= WRITTEN PROBLEM =
Return every line of the material exactly.

= PROVIDED RECORDS =
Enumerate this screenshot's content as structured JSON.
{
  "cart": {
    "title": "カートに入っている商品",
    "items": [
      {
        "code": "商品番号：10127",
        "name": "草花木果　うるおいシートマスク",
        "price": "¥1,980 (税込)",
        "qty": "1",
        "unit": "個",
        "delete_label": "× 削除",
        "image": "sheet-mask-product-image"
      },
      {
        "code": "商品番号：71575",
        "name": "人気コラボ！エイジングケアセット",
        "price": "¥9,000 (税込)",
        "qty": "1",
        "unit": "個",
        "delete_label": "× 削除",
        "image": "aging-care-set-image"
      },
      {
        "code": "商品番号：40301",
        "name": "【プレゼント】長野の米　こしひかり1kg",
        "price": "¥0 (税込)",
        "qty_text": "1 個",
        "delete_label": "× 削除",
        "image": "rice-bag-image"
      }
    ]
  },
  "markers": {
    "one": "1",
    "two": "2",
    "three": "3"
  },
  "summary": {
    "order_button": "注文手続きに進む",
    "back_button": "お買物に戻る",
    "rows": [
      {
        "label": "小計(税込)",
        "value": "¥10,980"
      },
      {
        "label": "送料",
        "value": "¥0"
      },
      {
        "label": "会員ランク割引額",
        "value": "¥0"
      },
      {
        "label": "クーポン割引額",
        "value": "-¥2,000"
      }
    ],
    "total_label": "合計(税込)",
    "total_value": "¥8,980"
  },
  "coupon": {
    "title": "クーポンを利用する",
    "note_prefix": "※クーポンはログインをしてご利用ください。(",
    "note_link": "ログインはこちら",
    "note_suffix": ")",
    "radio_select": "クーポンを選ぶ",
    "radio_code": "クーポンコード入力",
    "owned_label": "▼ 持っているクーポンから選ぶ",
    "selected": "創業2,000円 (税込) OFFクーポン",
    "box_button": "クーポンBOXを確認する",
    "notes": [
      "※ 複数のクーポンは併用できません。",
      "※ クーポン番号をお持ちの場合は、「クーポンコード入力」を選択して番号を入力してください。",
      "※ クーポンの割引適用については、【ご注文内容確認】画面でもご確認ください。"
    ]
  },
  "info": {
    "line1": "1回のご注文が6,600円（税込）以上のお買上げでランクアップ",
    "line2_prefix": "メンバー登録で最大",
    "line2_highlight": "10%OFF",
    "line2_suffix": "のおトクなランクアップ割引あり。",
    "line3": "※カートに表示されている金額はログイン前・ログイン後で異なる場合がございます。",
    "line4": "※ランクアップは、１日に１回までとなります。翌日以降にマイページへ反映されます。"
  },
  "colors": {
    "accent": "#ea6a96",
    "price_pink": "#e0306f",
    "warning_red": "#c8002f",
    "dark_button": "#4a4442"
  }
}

= ANSWER FOR THE TASK =
Enumerate this screenshot's content as structured JSON.
{
  "cart": {
    "title": "カートに入っている商品",
    "items": [
      {
        "code": "商品番号：10127",
        "name": "草花木果　うるおいシートマスク",
        "price": "¥1,980 (税込)",
        "qty": "1",
        "unit": "個",
        "delete_label": "× 削除",
        "image": "sheet-mask-product-image"
      },
      {
        "code": "商品番号：71575",
        "name": "人気コラボ！エイジングケアセット",
        "price": "¥9,000 (税込)",
        "qty": "1",
        "unit": "個",
        "delete_label": "× 削除",
        "image": "aging-care-set-image"
      },
      {
        "code": "商品番号：40301",
        "name": "【プレゼント】長野の米　こしひかり1kg",
        "price": "¥0 (税込)",
        "qty_text": "1 個",
        "delete_label": "× 削除",
        "image": "rice-bag-image"
      }
    ]
  },
  "markers": {
    "one": "1",
    "two": "2",
    "three": "3"
  },
  "summary": {
    "order_button": "注文手続きに進む",
    "back_button": "お買物に戻る",
    "rows": [
      {
        "label": "小計(税込)",
        "value": "¥10,980"
      },
      {
        "label": "送料",
        "value": "¥0"
      },
      {
        "label": "会員ランク割引額",
        "value": "¥0"
      },
      {
        "label": "クーポン割引額",
        "value": "-¥2,000"
      }
    ],
    "total_label": "合計(税込)",
    "total_value": "¥8,980"
  },
  "coupon": {
    "title": "クーポンを利用する",
    "note_prefix": "※クーポンはログインをしてご利用ください。(",
    "note_link": "ログインはこちら",
    "note_suffix": ")",
    "radio_select": "クーポンを選ぶ",
    "radio_code": "クーポンコード入力",
    "owned_label": "▼ 持っているクーポンから選ぶ",
    "selected": "創業2,000円 (税込) OFFクーポン",
    "box_button": "クーポンBOXを確認する",
    "notes": [
      "※ 複数のクーポンは併用できません。",
      "※ クーポン番号をお持ちの場合は、「クーポンコード入力」を選択して番号を入力してください。",
      "※ クーポンの割引適用については、【ご注文内容確認】画面でもご確認ください。"
    ]
  },
  "info": {
    "line1": "1回のご注文が6,600円（税込）以上のお買上げでランクアップ",
    "line2_prefix": "メンバー登録で最大",
    "line2_highlight": "10%OFF",
    "line2_suffix": "のおトクなランクアップ割引あり。",
    "line3": "※カートに表示されている金額はログイン前・ログイン後で異なる場合がございます。",
    "line4": "※ランクアップは、１日に１回までとなります。翌日以降にマイページへ反映されます。"
  },
  "colors": {
    "accent": "#ea6a96",
    "price_pink": "#e0306f",
    "warning_red": "#c8002f",
    "dark_button": "#4a4442"
  }
}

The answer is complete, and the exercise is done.